* Data rows *
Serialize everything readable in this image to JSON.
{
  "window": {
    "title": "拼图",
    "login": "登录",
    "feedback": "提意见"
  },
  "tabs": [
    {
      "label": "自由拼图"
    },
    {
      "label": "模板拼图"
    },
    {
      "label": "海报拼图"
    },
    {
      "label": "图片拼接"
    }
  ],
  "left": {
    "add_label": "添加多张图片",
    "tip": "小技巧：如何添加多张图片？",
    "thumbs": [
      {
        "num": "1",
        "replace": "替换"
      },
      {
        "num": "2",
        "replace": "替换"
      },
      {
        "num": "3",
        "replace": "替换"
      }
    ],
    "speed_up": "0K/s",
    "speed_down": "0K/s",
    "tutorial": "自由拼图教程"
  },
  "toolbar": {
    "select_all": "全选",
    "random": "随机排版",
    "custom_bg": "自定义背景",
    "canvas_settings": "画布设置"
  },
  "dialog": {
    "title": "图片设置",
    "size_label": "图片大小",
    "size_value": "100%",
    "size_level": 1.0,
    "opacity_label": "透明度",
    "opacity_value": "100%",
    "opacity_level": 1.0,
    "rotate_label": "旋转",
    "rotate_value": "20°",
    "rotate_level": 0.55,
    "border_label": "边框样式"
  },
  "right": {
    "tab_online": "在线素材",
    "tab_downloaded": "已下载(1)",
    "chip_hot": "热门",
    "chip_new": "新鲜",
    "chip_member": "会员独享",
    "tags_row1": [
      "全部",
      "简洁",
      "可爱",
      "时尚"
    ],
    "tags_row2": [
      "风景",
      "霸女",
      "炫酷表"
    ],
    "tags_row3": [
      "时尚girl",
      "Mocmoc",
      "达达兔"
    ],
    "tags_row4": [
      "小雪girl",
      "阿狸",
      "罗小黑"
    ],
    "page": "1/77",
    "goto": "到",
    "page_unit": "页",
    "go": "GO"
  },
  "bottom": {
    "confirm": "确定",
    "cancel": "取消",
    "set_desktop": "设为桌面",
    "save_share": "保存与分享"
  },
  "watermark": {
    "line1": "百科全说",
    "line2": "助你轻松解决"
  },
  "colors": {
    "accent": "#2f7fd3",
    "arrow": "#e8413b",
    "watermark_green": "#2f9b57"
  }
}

* Requirements *
All of the data above should be transcribed exactly.

* Complete output *
Serialize everything readable in this image to JSON.
{
  "window": {
    "title": "拼图",
    "login": "登录",
    "feedback": "提意见"
  },
  "tabs": [
    {
      "label": "自由拼图"
    },
    {
      "label": "模板拼图"
    },
    {
      "label": "海报拼图"
    },
    {
      "label": "图片拼接"
    }
  ],
  "left": {
    "add_label": "添加多张图片",
    "tip": "小技巧：如何添加多张图片？",
    "thumbs": [
      {
        "num": "1",
        "replace": "替换"
      },
      {
        "num": "2",
        "replace": "替换"
      },
      {
        "num": "3",
        "replace": "替换"
      }
    ],
    "speed_up": "0K/s",
    "speed_down": "0K/s",
    "tutorial": "自由拼图教程"
  },
  "toolbar": {
    "select_all": "全选",
    "random": "随机排版",
    "custom_bg": "自定义背景",
    "canvas_settings": "画布设置"
  },
  "dialog": {
    "title": "图片设置",
    "size_label": "图片大小",
    "size_value": "100%",
    "size_level": 1.0,
    "opacity_label": "透明度",
    "opacity_value": "100%",
    "opacity_level": 1.0,
    "rotate_label": "旋转",
    "rotate_value": "20°",
    "rotate_level": 0.55,
    "border_label": "边框样式"
  },
  "right": {
    "tab_online": "在线素材",
    "tab_downloaded": "已下载(1)",
    "chip_hot": "热门",
    "chip_new": "新鲜",
    "chip_member": "会员独享",
    "tags_row1": [
      "全部",
      "简洁",
      "可爱",
      "时尚"
    ],
    "tags_row2": [
      "风景",
      "霸女",
      "炫酷表"
    ],
    "tags_row3": [
      "时尚girl",
      "Mocmoc",
      "达达兔"
    ],
    "tags_row4": [
      "小雪girl",
      "阿狸",
      "罗小黑"
    ],
    "page": "1/77",
    "goto": "到",
    "page_unit": "页",
    "go": "GO"
  },
  "bottom": {
    "confirm": "确定",
    "cancel": "取消",
    "set_desktop": "设为桌面",
    "save_share": "保存与分享"
  },
  "watermark": {
    "line1": "百科全说",
    "line2": "助你轻松解决"
  },
  "colors": {
    "accent": "#2f7fd3",
    "arrow": "#e8413b",
    "watermark_green": "#2f9b57"
  }
}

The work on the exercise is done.